Dataset items

================

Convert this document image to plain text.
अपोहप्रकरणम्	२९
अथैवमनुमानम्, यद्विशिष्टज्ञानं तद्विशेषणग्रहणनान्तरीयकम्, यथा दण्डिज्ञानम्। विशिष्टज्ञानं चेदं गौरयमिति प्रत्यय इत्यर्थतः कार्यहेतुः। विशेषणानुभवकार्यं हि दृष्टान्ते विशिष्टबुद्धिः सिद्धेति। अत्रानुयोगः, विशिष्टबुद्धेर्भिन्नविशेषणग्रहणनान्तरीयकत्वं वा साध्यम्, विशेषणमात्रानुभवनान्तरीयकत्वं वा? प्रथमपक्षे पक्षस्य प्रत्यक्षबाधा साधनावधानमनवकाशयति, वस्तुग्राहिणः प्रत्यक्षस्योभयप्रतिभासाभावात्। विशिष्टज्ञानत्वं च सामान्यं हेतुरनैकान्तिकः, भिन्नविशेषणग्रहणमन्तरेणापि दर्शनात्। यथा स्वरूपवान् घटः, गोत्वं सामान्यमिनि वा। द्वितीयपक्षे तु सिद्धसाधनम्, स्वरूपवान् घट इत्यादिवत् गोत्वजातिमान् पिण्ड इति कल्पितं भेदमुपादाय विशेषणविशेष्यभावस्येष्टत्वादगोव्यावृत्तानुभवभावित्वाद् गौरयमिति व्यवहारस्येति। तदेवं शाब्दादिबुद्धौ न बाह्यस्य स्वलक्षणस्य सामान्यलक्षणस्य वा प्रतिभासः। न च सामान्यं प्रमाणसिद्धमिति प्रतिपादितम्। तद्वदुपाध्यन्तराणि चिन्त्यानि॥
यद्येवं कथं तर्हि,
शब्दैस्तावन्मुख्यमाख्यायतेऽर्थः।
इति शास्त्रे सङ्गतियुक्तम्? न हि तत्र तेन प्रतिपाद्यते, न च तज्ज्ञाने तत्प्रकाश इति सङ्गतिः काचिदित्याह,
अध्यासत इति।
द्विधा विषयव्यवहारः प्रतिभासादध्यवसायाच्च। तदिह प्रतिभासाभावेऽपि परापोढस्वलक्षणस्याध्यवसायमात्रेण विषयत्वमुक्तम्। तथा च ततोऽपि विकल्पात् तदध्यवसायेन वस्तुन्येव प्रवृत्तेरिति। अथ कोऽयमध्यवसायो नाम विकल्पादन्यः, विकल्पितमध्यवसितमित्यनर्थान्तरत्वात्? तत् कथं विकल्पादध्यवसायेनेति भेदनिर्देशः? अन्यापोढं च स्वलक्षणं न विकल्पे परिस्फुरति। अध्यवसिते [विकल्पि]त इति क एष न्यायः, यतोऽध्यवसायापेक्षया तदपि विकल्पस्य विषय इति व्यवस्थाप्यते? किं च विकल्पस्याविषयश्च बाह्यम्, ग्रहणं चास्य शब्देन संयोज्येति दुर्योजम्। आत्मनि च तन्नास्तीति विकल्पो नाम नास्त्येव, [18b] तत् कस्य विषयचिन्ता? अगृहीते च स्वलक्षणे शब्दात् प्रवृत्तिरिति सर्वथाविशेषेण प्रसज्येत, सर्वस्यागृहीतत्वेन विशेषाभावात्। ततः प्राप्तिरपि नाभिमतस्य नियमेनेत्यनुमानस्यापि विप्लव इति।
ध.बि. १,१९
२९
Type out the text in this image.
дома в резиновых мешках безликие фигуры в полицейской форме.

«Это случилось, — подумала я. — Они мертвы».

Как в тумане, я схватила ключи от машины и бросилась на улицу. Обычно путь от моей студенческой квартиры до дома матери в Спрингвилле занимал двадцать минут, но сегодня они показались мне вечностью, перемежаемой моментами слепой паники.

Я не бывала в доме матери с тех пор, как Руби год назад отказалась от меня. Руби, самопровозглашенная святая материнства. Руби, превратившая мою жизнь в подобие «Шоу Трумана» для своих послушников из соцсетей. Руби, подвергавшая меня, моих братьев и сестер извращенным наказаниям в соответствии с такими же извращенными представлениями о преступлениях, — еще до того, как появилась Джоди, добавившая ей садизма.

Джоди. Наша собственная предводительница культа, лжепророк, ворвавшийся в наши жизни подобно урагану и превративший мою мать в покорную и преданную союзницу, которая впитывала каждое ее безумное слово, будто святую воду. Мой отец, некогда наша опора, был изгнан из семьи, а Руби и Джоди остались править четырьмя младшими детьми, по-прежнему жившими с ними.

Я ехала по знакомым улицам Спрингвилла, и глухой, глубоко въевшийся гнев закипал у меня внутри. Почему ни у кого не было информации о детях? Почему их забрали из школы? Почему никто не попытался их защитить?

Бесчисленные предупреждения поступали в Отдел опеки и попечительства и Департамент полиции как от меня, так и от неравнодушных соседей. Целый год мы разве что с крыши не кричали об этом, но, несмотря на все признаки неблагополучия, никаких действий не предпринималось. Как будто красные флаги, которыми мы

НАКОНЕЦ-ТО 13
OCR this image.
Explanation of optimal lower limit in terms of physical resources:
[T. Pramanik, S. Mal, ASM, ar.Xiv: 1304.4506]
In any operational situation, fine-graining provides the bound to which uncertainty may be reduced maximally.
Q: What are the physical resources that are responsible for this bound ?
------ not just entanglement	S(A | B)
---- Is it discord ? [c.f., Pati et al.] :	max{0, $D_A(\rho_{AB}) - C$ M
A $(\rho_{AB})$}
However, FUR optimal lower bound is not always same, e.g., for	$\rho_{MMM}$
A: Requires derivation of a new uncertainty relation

================

*Exercise directions*. Track down all lines above with the string "дома" and copy them.

*Result of this task*.
дома в резиновых мешках безликие фигуры в полицейской форме.
Как в тумане, я схватила ключи от машины и бросилась на улицу. Обычно путь от моей студенческой квартиры до дома матери в Спрингвилле занимал двадцать минут, но сегодня они показались мне вечностью, перемежаемой моментами слепой паники.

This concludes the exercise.